▸ **Material provided**:
>>>>
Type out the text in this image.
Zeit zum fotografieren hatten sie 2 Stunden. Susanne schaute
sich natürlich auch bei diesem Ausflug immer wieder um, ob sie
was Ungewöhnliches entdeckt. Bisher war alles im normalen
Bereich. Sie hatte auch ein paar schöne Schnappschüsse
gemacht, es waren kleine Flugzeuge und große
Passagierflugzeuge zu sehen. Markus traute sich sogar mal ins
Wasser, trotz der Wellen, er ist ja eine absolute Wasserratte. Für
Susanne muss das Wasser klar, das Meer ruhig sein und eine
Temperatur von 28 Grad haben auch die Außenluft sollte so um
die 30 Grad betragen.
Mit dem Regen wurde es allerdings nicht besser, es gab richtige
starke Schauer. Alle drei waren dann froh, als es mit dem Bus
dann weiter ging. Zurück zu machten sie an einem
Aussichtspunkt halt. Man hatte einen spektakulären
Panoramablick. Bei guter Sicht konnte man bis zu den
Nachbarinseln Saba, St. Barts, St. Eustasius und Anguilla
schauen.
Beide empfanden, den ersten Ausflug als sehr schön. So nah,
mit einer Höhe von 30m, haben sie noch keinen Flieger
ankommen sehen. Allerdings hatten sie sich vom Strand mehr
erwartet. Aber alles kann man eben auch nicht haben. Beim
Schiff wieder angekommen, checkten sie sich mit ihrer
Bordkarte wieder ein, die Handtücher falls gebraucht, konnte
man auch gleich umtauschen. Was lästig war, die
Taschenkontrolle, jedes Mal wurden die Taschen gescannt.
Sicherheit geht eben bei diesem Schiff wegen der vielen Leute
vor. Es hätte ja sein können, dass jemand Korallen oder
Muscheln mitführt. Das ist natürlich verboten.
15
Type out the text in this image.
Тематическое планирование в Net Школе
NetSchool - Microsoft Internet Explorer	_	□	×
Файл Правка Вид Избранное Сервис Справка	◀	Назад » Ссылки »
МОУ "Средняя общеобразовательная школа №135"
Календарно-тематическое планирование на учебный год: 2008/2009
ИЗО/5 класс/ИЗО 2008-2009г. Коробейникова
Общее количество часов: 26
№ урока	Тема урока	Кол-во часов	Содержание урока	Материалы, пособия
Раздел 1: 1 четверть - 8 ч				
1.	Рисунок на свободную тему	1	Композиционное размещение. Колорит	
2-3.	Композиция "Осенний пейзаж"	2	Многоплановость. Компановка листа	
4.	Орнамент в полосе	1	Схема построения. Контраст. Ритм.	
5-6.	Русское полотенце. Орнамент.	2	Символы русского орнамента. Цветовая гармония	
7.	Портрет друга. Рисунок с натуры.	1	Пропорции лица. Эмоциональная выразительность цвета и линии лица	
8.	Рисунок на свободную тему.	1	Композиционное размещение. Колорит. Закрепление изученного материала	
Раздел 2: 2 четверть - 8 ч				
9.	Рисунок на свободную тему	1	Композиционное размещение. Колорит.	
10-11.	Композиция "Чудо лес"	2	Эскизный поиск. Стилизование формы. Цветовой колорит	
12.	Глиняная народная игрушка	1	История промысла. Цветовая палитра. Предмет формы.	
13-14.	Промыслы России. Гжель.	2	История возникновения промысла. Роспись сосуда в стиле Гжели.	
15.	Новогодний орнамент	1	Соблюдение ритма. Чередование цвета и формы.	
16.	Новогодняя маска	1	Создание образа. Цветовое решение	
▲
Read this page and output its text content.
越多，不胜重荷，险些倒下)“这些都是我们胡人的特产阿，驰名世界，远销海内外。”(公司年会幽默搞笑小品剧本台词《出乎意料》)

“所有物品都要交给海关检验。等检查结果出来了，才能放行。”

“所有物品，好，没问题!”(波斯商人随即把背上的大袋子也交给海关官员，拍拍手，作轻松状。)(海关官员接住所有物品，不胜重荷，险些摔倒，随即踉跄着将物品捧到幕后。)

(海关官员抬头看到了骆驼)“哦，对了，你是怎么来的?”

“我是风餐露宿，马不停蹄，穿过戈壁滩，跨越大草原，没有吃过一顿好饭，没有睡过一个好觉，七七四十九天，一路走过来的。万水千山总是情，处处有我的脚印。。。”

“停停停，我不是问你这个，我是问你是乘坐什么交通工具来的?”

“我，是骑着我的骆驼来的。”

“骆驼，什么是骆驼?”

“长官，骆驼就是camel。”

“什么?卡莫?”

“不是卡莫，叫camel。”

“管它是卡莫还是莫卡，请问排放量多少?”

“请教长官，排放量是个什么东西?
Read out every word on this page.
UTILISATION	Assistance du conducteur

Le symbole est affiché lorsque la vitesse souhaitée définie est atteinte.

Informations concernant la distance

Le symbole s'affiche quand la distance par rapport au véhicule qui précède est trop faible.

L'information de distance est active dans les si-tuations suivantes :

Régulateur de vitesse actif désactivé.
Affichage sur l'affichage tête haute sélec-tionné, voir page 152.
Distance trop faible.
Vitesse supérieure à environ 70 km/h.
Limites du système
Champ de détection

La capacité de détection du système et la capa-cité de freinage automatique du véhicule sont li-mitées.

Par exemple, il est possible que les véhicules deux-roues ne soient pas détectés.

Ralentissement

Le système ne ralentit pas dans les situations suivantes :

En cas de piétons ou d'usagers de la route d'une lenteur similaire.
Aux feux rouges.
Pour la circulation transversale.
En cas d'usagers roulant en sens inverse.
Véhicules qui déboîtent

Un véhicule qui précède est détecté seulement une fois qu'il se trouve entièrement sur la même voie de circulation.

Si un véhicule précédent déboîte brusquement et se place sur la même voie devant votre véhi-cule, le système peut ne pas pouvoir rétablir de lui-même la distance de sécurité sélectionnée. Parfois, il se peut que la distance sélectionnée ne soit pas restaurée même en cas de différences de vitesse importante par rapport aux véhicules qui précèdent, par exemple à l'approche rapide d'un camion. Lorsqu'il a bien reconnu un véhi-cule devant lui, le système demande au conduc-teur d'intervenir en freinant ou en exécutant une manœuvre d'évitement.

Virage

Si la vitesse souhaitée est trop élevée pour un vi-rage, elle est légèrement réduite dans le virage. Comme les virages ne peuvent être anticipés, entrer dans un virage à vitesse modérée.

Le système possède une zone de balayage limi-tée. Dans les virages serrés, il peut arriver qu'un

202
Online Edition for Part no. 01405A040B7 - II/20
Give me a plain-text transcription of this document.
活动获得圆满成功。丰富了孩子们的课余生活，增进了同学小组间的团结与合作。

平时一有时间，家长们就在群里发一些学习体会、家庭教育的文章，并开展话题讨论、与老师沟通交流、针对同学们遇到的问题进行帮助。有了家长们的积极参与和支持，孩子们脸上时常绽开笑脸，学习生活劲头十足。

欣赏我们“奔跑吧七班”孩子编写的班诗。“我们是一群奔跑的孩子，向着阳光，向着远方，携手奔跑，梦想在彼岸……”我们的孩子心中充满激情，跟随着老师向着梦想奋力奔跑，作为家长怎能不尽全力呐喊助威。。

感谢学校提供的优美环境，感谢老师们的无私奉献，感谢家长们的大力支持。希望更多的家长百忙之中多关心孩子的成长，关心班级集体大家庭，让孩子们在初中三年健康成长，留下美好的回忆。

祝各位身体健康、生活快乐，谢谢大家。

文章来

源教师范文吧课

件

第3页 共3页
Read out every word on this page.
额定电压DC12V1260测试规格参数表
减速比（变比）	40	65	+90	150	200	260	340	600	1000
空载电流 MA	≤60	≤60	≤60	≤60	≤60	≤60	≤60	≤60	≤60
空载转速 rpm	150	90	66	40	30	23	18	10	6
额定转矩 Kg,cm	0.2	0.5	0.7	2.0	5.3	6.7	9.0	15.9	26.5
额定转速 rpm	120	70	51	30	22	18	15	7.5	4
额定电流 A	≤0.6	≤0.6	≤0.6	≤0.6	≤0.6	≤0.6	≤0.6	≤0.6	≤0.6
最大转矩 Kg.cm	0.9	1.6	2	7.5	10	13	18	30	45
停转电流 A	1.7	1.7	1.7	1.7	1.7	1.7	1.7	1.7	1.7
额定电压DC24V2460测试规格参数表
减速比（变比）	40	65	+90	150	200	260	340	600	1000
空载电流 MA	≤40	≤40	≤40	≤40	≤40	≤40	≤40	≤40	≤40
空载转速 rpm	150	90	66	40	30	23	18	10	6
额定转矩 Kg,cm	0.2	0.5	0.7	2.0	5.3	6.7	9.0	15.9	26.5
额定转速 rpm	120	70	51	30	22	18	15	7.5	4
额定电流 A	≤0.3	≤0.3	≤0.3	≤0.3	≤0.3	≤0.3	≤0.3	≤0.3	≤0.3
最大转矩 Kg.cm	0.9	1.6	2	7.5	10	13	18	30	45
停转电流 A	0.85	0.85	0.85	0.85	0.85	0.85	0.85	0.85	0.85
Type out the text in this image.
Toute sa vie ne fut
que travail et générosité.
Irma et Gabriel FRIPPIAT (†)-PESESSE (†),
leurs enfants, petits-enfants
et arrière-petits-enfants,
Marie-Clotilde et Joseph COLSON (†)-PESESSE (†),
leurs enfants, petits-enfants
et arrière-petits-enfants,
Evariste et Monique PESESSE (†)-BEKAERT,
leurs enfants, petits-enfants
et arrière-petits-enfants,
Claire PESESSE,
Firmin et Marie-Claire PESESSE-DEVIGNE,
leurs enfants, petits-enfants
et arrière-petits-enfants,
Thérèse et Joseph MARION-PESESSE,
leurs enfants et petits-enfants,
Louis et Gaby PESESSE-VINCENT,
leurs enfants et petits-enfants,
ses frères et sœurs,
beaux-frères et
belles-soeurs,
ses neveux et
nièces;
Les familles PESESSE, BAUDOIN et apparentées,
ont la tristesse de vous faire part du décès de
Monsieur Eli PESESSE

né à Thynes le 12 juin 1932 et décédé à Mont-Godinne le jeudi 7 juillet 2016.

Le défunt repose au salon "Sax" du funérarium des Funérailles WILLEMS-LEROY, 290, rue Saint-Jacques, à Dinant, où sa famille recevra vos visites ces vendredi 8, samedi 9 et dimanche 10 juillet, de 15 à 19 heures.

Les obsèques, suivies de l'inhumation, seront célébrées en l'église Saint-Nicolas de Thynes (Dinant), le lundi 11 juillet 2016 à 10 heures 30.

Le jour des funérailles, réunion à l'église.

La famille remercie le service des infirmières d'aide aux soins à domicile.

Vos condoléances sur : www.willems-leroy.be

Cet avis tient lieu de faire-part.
<<<<
Which lines include the word "Susanne"? Copy every one of them.

▸ **Reply to the exercise**:
Zeit zum fotografieren hatten sie 2 Stunden. Susanne schaute
Susanne muss das Wasser klar, das Meer ruhig sein und eine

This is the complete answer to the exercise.